### Exercise goal:
Write out the listing below in full and exactly, leaving out every picture.

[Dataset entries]
* * * * * * * * *

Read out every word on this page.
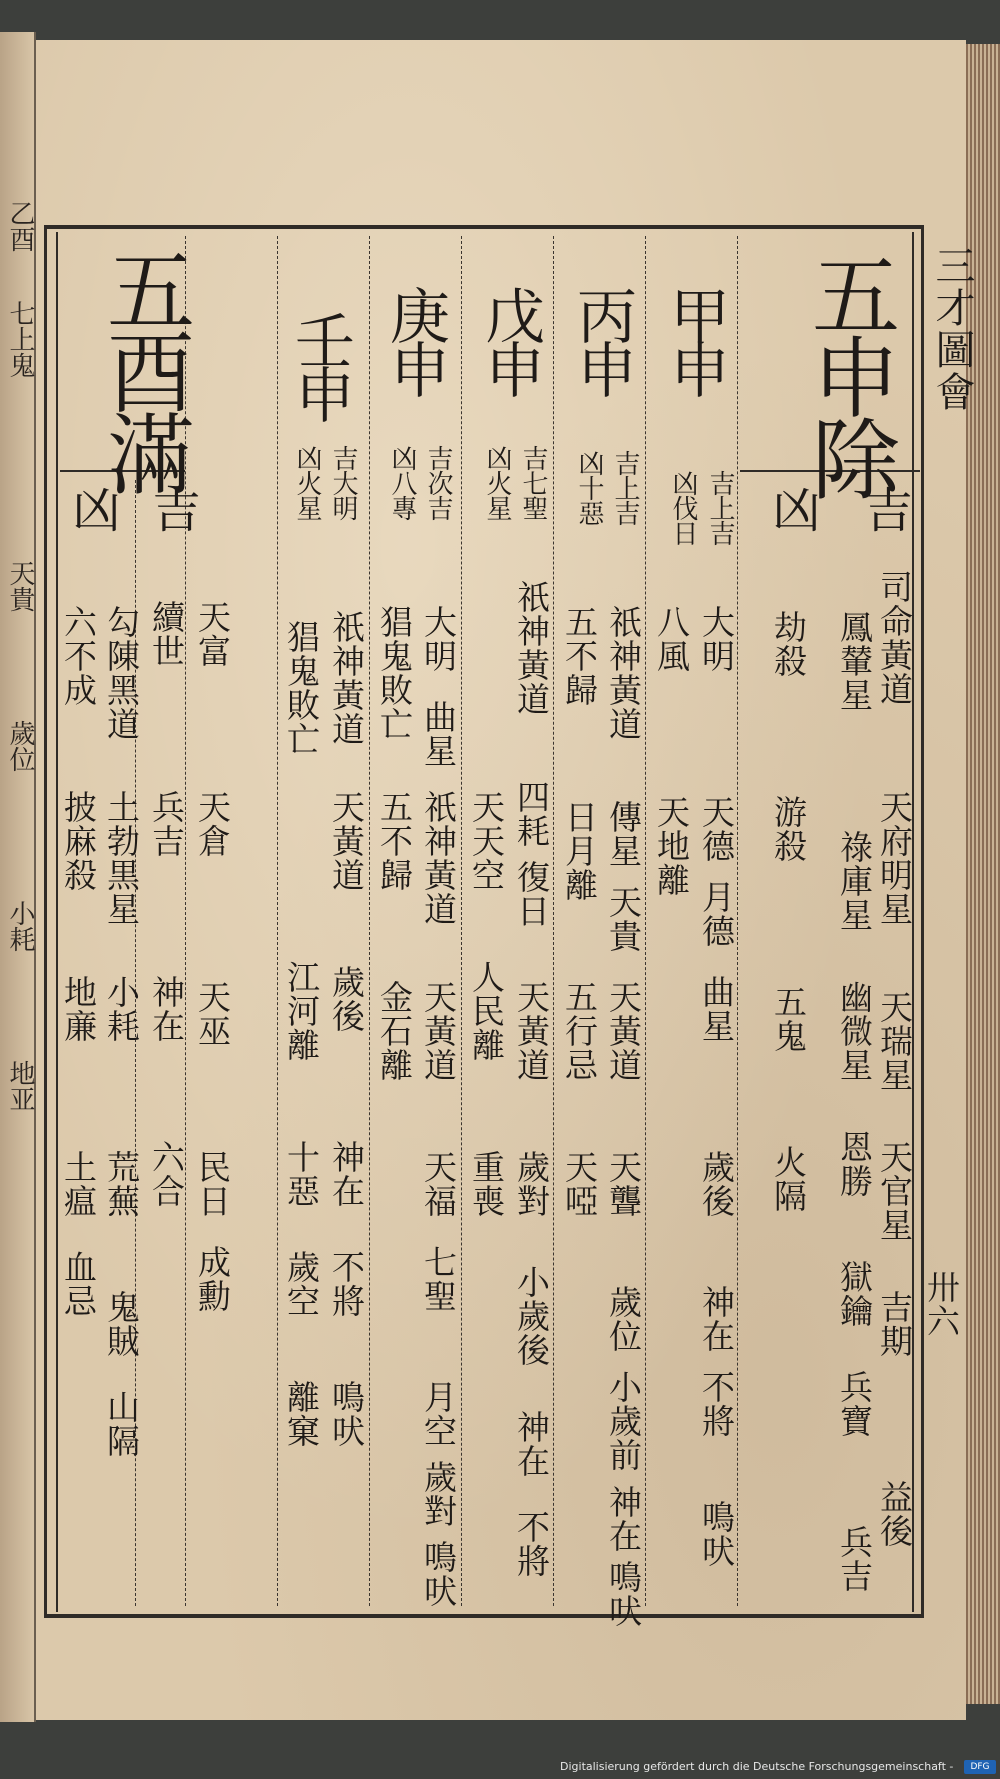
乙酉
七上鬼
天貴
歲位
小耗
地亚
三才圖會
五申除
吉
凶
司命黃道
天府明星
天瑞星
天官星
吉期
益後
鳳輦星
祿庫星
幽微星
恩勝
獄鑰
兵寶
兵吉
劫殺
游殺
五鬼
火隔
甲申
吉上吉
凶伐日
大明
八風
天德
天地離
月德
曲星
歲後
神在
不將
鳴吠
丙申
吉上吉
凶十惡
祇神黃道
五不歸
傳星
天貴
日月離
天黃道
五行忌
天聾
天啞
歲位
小歲前
神在
鳴吠
戊申
吉七聖
凶火星
祇神黃道
天天空 四耗
復日
人民離 天黃道
歲對
重喪
小歲後
神在
不將
庚申
吉次吉
凶八專
大明
曲星
猖鬼敗亡
祇神黃道
五不歸
天黃道
金石離
天福
七聖
月空
歲對
鳴吠
壬申
吉大明
凶火星
祇神黃道
天黃道
歲後
神在
不將
鳴吠
猖鬼敗亡
江河離
十惡
歲空
離窠
五酉滿
吉
凶
天富
天倉
天巫
民日
成勳
續世
兵吉
神在
六合
勾陳黑道
土勃黒星
小耗
荒蕪
鬼賊
山隔
六不成
披麻殺
地亷
土瘟
血忌	卅六
Digitalisierung gefördert durch die Deutsche Forschungsgemeinschaft -	DFG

* * * * * * * * *

### The output:
Read out every word on this page.
乙酉
七上鬼
天貴
歲位
小耗
地亚
三才圖會
五申除
吉
凶
司命黃道
天府明星
天瑞星
天官星
吉期
益後
鳳輦星
祿庫星
幽微星
恩勝
獄鑰
兵寶
兵吉
劫殺
游殺
五鬼
火隔
甲申
吉上吉
凶伐日
大明
八風
天德
天地離
月德
曲星
歲後
神在
不將
鳴吠
丙申
吉上吉
凶十惡
祇神黃道
五不歸
傳星
天貴
日月離
天黃道
五行忌
天聾
天啞
歲位
小歲前
神在
鳴吠
戊申
吉七聖
凶火星
祇神黃道
天天空 四耗
復日
人民離 天黃道
歲對
重喪
小歲後
神在
不將
庚申
吉次吉
凶八專
大明
曲星
猖鬼敗亡
祇神黃道
五不歸
天黃道
金石離
天福
七聖
月空
歲對
鳴吠
壬申
吉大明
凶火星
祇神黃道
天黃道
歲後
神在
不將
鳴吠
猖鬼敗亡
江河離
十惡
歲空
離窠
五酉滿
吉
凶
天富
天倉
天巫
民日
成勳
續世
兵吉
神在
六合
勾陳黑道
土勃黒星
小耗
荒蕪
鬼賊
山隔
六不成
披麻殺
地亷
土瘟
血忌	卅六
Digitalisierung gefördert durch die Deutsche Forschungsgemeinschaft -	DFG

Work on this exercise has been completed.